Skip any picture you find and retype all the remaining lines exactly.

##########

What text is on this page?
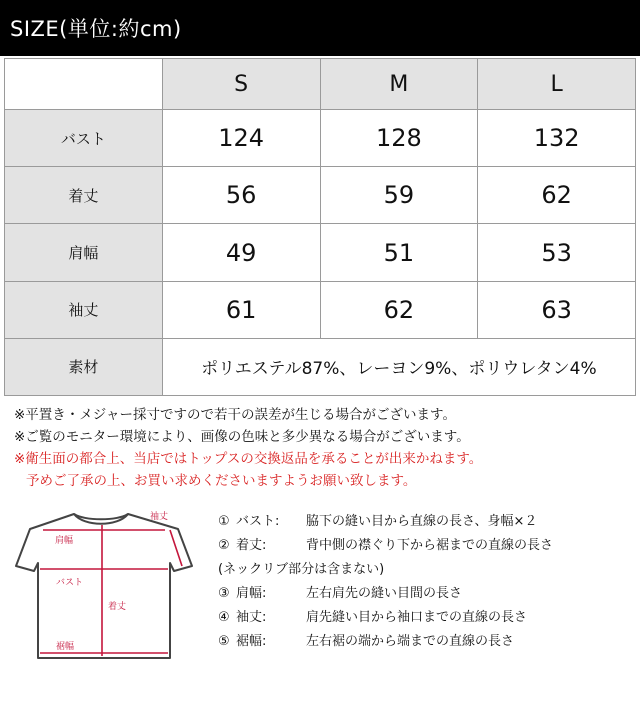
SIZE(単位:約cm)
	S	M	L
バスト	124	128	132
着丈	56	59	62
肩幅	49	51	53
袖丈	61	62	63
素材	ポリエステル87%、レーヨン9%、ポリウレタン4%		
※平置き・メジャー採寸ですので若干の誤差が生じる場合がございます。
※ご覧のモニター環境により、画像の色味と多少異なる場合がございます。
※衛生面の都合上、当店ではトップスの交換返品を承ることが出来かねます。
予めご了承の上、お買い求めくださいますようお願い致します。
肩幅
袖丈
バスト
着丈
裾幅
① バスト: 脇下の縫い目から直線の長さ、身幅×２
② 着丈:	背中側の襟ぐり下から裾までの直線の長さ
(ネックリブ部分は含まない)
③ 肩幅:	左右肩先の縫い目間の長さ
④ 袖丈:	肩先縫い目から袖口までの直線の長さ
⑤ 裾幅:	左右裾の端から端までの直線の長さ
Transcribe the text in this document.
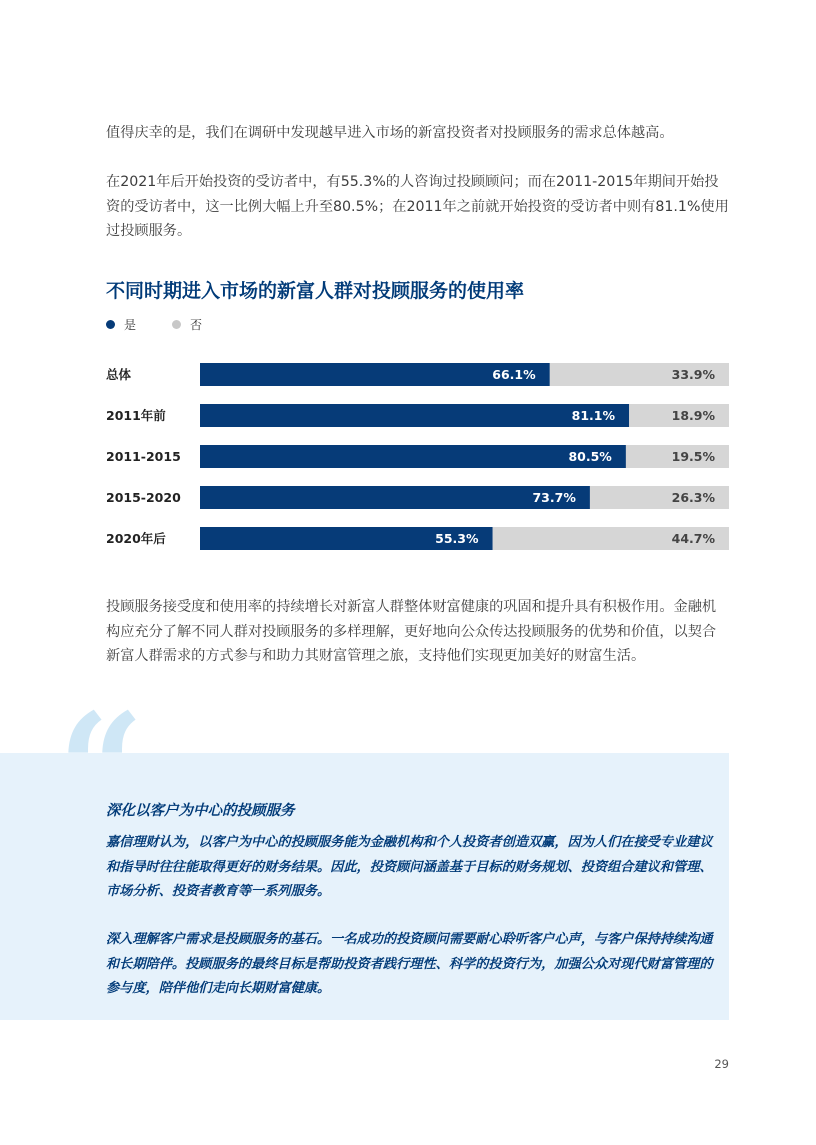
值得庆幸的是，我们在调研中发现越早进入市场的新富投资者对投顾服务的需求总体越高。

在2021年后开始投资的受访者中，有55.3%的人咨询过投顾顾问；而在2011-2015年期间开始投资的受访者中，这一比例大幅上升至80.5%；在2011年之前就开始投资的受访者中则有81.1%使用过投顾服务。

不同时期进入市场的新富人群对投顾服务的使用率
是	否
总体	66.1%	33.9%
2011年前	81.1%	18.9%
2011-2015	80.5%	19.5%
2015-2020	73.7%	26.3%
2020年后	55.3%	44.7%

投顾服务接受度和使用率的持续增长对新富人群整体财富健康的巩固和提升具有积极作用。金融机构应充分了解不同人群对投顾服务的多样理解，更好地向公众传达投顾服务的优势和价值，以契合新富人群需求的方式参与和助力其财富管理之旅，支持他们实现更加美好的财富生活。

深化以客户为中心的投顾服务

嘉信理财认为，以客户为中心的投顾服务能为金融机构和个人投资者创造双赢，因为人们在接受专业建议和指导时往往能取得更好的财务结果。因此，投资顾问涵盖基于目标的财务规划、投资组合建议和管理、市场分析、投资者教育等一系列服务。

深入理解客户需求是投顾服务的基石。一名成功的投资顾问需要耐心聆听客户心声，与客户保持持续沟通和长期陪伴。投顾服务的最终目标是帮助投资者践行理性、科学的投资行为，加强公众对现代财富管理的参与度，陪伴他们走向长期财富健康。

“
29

##########

Task response>
What text is on this page?
SIZE(単位:約cm)
	S	M	L
バスト	124	128	132
着丈	56	59	62
肩幅	49	51	53
袖丈	61	62	63
素材	ポリエステル87%、レーヨン9%、ポリウレタン4%		
※平置き・メジャー採寸ですので若干の誤差が生じる場合がございます。
※ご覧のモニター環境により、画像の色味と多少異なる場合がございます。
※衛生面の都合上、当店ではトップスの交換返品を承ることが出来かねます。
予めご了承の上、お買い求めくださいますようお願い致します。
肩幅
袖丈
バスト
着丈
裾幅
① バスト: 脇下の縫い目から直線の長さ、身幅×２
② 着丈:	背中側の襟ぐり下から裾までの直線の長さ
(ネックリブ部分は含まない)
③ 肩幅:	左右肩先の縫い目間の長さ
④ 袖丈:	肩先縫い目から袖口までの直線の長さ
⑤ 裾幅:	左右裾の端から端までの直線の長さ
Transcribe the text in this document.
值得庆幸的是，我们在调研中发现越早进入市场的新富投资者对投顾服务的需求总体越高。

在2021年后开始投资的受访者中，有55.3%的人咨询过投顾顾问；而在2011-2015年期间开始投资的受访者中，这一比例大幅上升至80.5%；在2011年之前就开始投资的受访者中则有81.1%使用过投顾服务。

不同时期进入市场的新富人群对投顾服务的使用率
是	否
总体	66.1%	33.9%
2011年前	81.1%	18.9%
2011-2015	80.5%	19.5%
2015-2020	73.7%	26.3%
2020年后	55.3%	44.7%

投顾服务接受度和使用率的持续增长对新富人群整体财富健康的巩固和提升具有积极作用。金融机构应充分了解不同人群对投顾服务的多样理解，更好地向公众传达投顾服务的优势和价值，以契合新富人群需求的方式参与和助力其财富管理之旅，支持他们实现更加美好的财富生活。

深化以客户为中心的投顾服务

嘉信理财认为，以客户为中心的投顾服务能为金融机构和个人投资者创造双赢，因为人们在接受专业建议和指导时往往能取得更好的财务结果。因此，投资顾问涵盖基于目标的财务规划、投资组合建议和管理、市场分析、投资者教育等一系列服务。

深入理解客户需求是投顾服务的基石。一名成功的投资顾问需要耐心聆听客户心声，与客户保持持续沟通和长期陪伴。投顾服务的最终目标是帮助投资者践行理性、科学的投资行为，加强公众对现代财富管理的参与度，陪伴他们走向长期财富健康。

“
29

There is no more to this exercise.